Spatial layout data

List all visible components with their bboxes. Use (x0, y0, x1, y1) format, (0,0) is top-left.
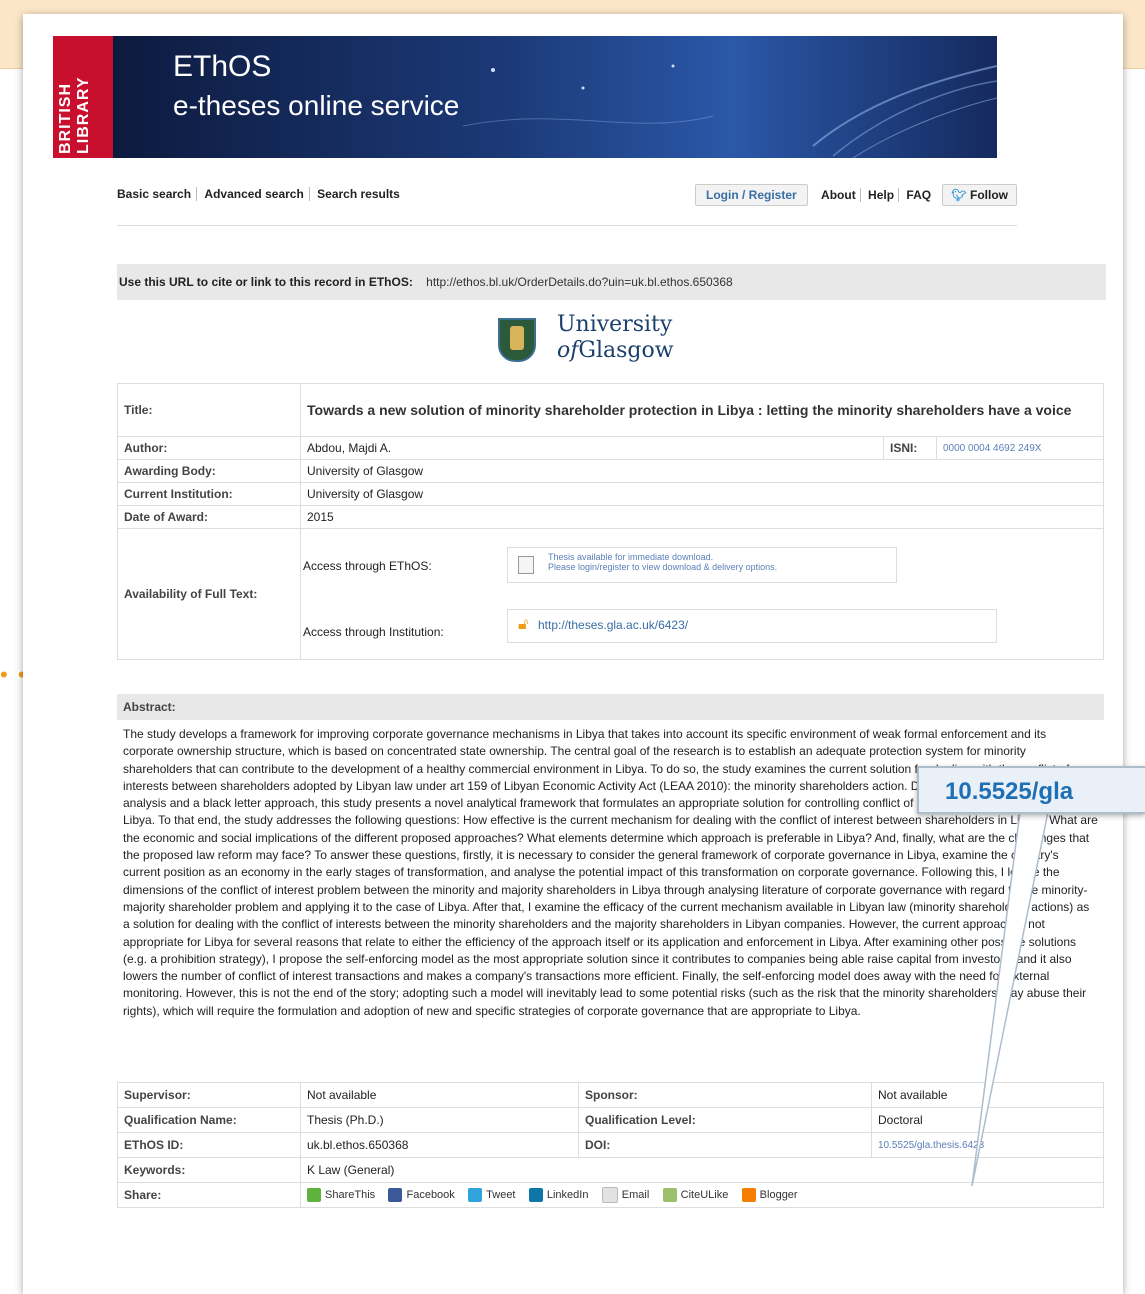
nav-help[interactable]: Help (864, 188, 900, 202)
doi-link[interactable]: 10.5525/gla.thesis.6423 (871, 1132, 1104, 1158)
author-value: Abdou, Majdi A. (300, 436, 884, 460)
linkedin-button[interactable]: LinkedIn (528, 1188, 588, 1203)
account-links: Login / Register About Help FAQ 🐦︎ Follo… (695, 184, 1017, 206)
supervisor-value: Not available (300, 1082, 579, 1108)
ethos-download-line1: Thesis available for immediate download. (548, 552, 714, 562)
date-of-award-value: 2015 (300, 505, 1104, 529)
divider (117, 225, 1017, 226)
isni-label: ISNI: (883, 436, 937, 460)
sharethis-button[interactable]: ShareThis (307, 1188, 375, 1203)
keywords-value: K Law (General) (300, 1157, 1104, 1183)
university-logo: University ofGlasgow (495, 312, 735, 378)
ethos-download-box[interactable]: Thesis available for immediate download.… (507, 547, 897, 583)
share-label: Share: (117, 1181, 301, 1209)
abstract-heading: Abstract: (117, 694, 1104, 720)
university-name-line1: University (557, 312, 673, 337)
open-access-lock-icon: 🔓︎ (518, 616, 529, 633)
ethos-id-label: EThOS ID: (117, 1132, 301, 1158)
access-ethos-label: Access through EThOS: (303, 559, 432, 573)
ethos-banner[interactable]: EThOS e-theses online service (113, 36, 997, 158)
institution-link-box[interactable]: 🔓︎ http://theses.gla.ac.uk/6423/ (507, 609, 997, 643)
top-navigation: Basic search Advanced search Search resu… (117, 184, 1017, 208)
table-row: Title: Towards a new solution of minorit… (117, 383, 1104, 437)
linkedin-icon (528, 1188, 543, 1203)
table-row: Author: Abdou, Majdi A. ISNI: 0000 0004 … (117, 436, 1104, 460)
citeulike-button[interactable]: CiteULike (662, 1188, 728, 1203)
current-institution-label: Current Institution: (117, 482, 301, 506)
facebook-icon (388, 1188, 403, 1203)
institution-url[interactable]: http://theses.gla.ac.uk/6423/ (538, 618, 688, 632)
table-row: Current Institution: University of Glasg… (117, 482, 1104, 506)
cite-url-bar: Use this URL to cite or link to this rec… (117, 264, 1106, 300)
university-crest-icon (498, 318, 536, 362)
cite-url[interactable]: http://ethos.bl.uk/OrderDetails.do?uin=u… (426, 275, 733, 289)
table-row: EThOS ID: uk.bl.ethos.650368 DOI: 10.552… (117, 1132, 1104, 1158)
logo-line1: BRITISH (57, 83, 74, 154)
isni-link[interactable]: 0000 0004 4692 249X (936, 436, 1104, 460)
document-icon (518, 556, 534, 574)
university-name-line2: ofGlasgow (557, 338, 674, 363)
follow-button[interactable]: 🐦︎ Follow (942, 184, 1017, 206)
email-button[interactable]: Email (601, 1187, 649, 1204)
banner-subtitle: e-theses online service (173, 90, 460, 121)
table-row: Date of Award: 2015 (117, 505, 1104, 529)
keywords-label: Keywords: (117, 1157, 301, 1183)
sharethis-icon (307, 1188, 321, 1203)
details-table: Supervisor: Not available Sponsor: Not a… (117, 1082, 1104, 1209)
nav-search-results[interactable]: Search results (317, 187, 405, 201)
cite-label: Use this URL to cite or link to this rec… (119, 275, 413, 289)
email-icon (601, 1187, 618, 1204)
availability-panel: Access through EThOS: Thesis available f… (301, 529, 1103, 659)
awarding-body-label: Awarding Body: (117, 459, 301, 483)
nav-basic-search[interactable]: Basic search (117, 187, 198, 201)
share-links: ShareThis Facebook Tweet LinkedIn Email … (300, 1181, 1104, 1209)
tweet-button[interactable]: Tweet (468, 1188, 516, 1203)
doi-callout: 10.5525/gla (917, 766, 1145, 814)
qualification-name-value: Thesis (Ph.D.) (300, 1107, 579, 1133)
british-library-logo[interactable]: BRITISH LIBRARY (53, 36, 113, 158)
citeulike-icon (662, 1188, 677, 1203)
sponsor-value: Not available (871, 1082, 1104, 1108)
doi-label: DOI: (578, 1132, 872, 1158)
twitter-icon (468, 1188, 483, 1203)
ethos-id-value: uk.bl.ethos.650368 (300, 1132, 579, 1158)
sponsor-label: Sponsor: (578, 1082, 872, 1108)
search-links: Basic search Advanced search Search resu… (117, 187, 409, 201)
qualification-name-label: Qualification Name: (117, 1107, 301, 1133)
blogger-icon (741, 1188, 756, 1203)
table-row: Share: ShareThis Facebook Tweet LinkedIn… (117, 1181, 1104, 1209)
awarding-body-value: University of Glasgow (300, 459, 1104, 483)
current-institution-value: University of Glasgow (300, 482, 1104, 506)
table-row: Qualification Name: Thesis (Ph.D.) Quali… (117, 1107, 1104, 1133)
facebook-button[interactable]: Facebook (388, 1188, 455, 1203)
table-row: Awarding Body: University of Glasgow (117, 459, 1104, 483)
banner-title: EThOS (173, 50, 272, 83)
qualification-level-label: Qualification Level: (578, 1107, 872, 1133)
twitter-bird-icon: 🐦︎ (951, 188, 970, 202)
author-label: Author: (117, 436, 301, 460)
table-row: Keywords: K Law (General) (117, 1157, 1104, 1183)
record-table: Title: Towards a new solution of minorit… (117, 383, 1104, 660)
logo-line2: LIBRARY (75, 76, 92, 154)
date-of-award-label: Date of Award: (117, 505, 301, 529)
availability-label: Availability of Full Text: (117, 528, 301, 660)
nav-faq[interactable]: FAQ (902, 188, 935, 202)
blogger-button[interactable]: Blogger (741, 1188, 798, 1203)
follow-label: Follow (970, 188, 1008, 202)
table-row: Supervisor: Not available Sponsor: Not a… (117, 1082, 1104, 1108)
table-row: Availability of Full Text: Access throug… (117, 528, 1104, 660)
nav-about[interactable]: About (817, 188, 861, 202)
supervisor-label: Supervisor: (117, 1082, 301, 1108)
title-label: Title: (117, 383, 301, 437)
nav-advanced-search[interactable]: Advanced search (204, 187, 310, 201)
thesis-title: Towards a new solution of minority share… (307, 402, 1072, 418)
ethos-download-line2: Please login/register to view download &… (548, 562, 778, 572)
access-institution-label: Access through Institution: (303, 625, 444, 639)
login-register-button[interactable]: Login / Register (695, 184, 808, 206)
qualification-level-value: Doctoral (871, 1107, 1104, 1133)
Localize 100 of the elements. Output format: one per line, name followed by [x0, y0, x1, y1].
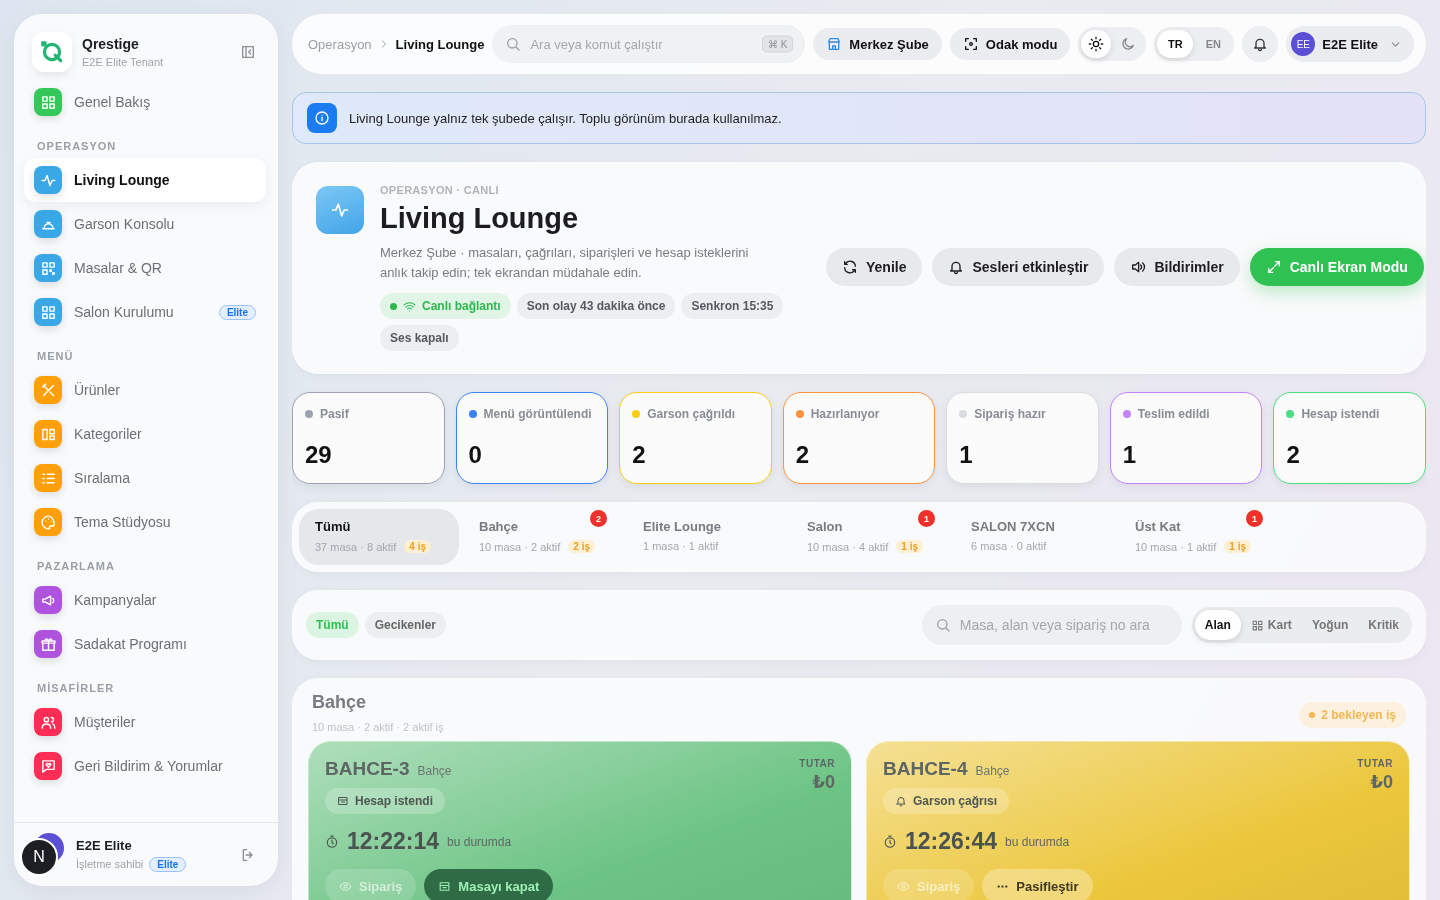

## Exercise details
Output the part of the spatial layout data that opens with the line containing "nav-help[interactable]: Help (864, 188, 900, 202)" and closes with the line containing "account-links: Login /" as a Markdown table with columns n and Line, omitting blank lines.

## Result of this exercise
| n | Line |
|---|---|
| 1 | nav-help[interactable]: Help (864, 188, 900, 202) |
| 2 | doi-link[interactable]: 10.5525/gla.thesis.6423 (871, 1132, 1104, 1158) |
| 3 | author-value: Abdou, Majdi A. (300, 436, 884, 460) |
| 4 | linkedin-button[interactable]: LinkedIn (528, 1188, 588, 1203) |
| 5 | account-links: Login / Register About Help FAQ 🐦︎ Follo… (695, 184, 1017, 206) |